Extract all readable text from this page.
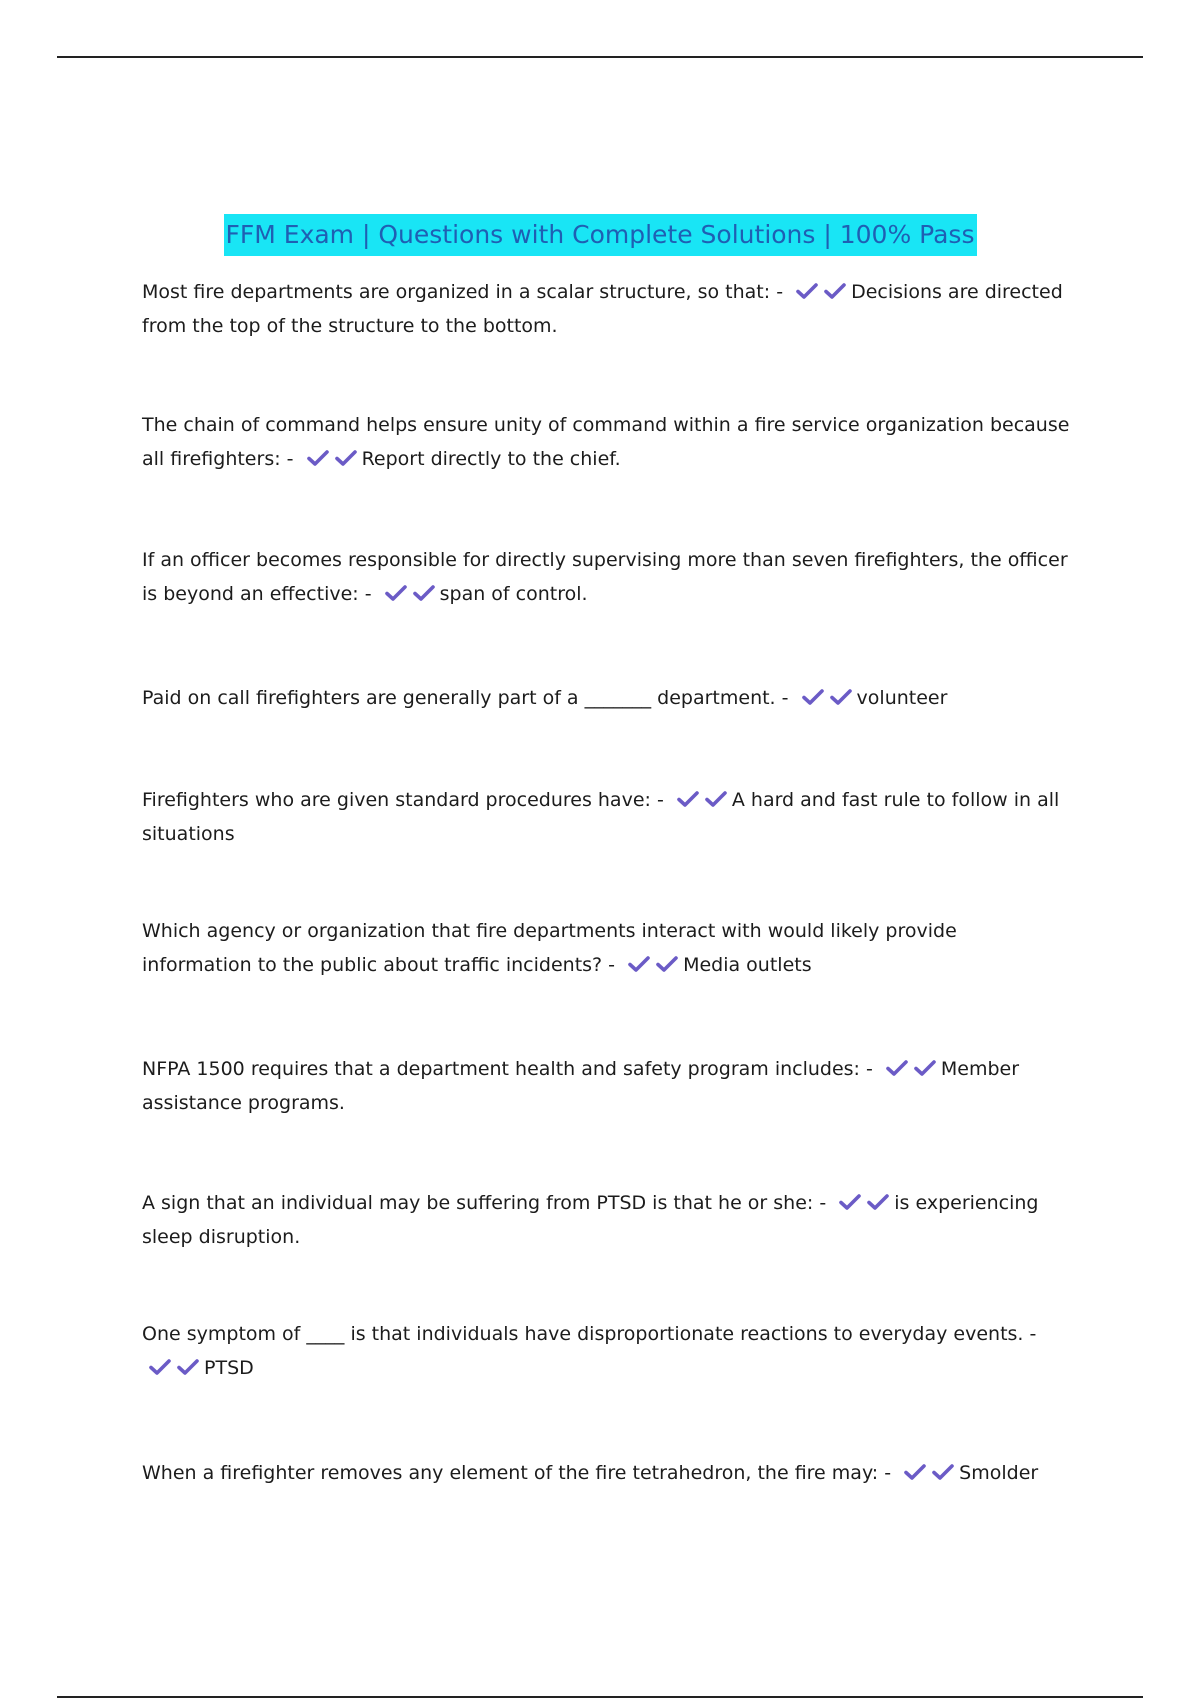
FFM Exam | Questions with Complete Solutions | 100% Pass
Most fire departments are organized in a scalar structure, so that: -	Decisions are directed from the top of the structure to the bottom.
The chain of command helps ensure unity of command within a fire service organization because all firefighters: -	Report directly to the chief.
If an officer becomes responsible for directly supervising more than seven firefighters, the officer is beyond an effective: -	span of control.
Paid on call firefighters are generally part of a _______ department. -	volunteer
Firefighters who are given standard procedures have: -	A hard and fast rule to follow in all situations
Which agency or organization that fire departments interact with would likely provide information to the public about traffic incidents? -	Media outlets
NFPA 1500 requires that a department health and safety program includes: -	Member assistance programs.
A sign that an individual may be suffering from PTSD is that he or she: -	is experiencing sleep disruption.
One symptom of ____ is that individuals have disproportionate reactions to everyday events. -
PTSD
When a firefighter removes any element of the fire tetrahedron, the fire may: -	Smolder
______________________________
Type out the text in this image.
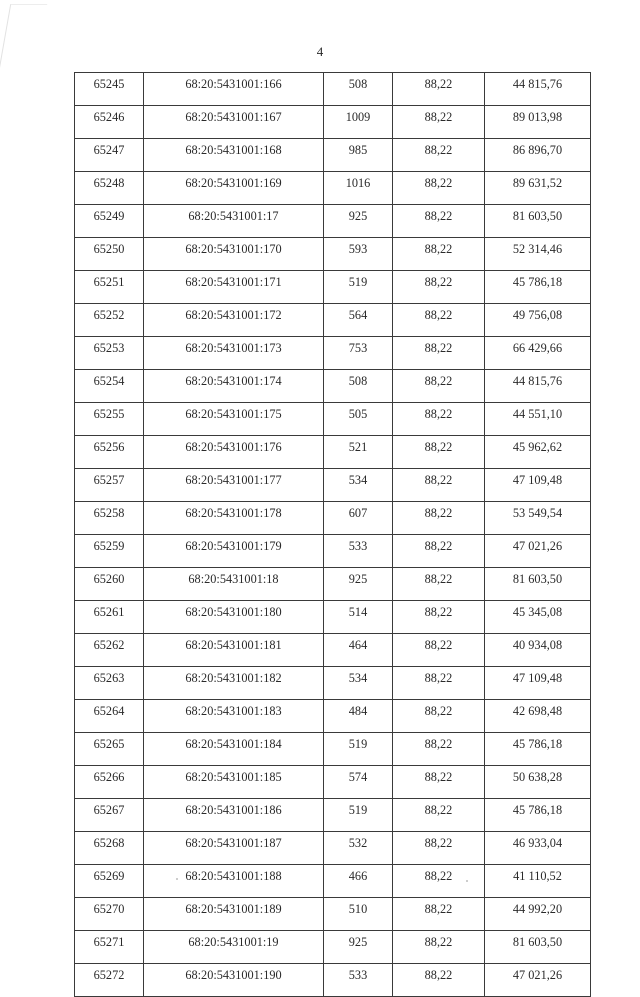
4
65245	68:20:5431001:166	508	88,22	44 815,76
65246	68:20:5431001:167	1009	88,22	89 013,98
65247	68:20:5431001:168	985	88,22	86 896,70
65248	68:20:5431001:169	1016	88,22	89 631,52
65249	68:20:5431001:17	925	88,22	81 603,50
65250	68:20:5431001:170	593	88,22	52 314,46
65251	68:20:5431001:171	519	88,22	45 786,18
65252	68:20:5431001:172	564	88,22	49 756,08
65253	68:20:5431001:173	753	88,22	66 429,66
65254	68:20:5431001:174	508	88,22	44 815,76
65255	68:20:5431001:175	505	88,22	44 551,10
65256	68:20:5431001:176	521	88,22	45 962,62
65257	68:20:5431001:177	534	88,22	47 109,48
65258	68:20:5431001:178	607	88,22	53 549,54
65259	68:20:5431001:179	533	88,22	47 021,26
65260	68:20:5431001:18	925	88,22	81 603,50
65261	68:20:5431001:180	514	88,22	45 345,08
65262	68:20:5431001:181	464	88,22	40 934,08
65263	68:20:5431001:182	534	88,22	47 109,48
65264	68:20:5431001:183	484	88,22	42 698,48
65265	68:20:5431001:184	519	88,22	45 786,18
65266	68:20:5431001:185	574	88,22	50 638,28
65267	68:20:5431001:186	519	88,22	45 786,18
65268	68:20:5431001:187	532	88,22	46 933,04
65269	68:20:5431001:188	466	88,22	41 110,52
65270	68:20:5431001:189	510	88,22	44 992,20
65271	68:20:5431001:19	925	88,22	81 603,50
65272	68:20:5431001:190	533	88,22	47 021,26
______________________________
### Task details
From the material above, gather all lines that include the string "text" and copy them.

### Final result
Extract all readable text from this page.
Type out the text in this image.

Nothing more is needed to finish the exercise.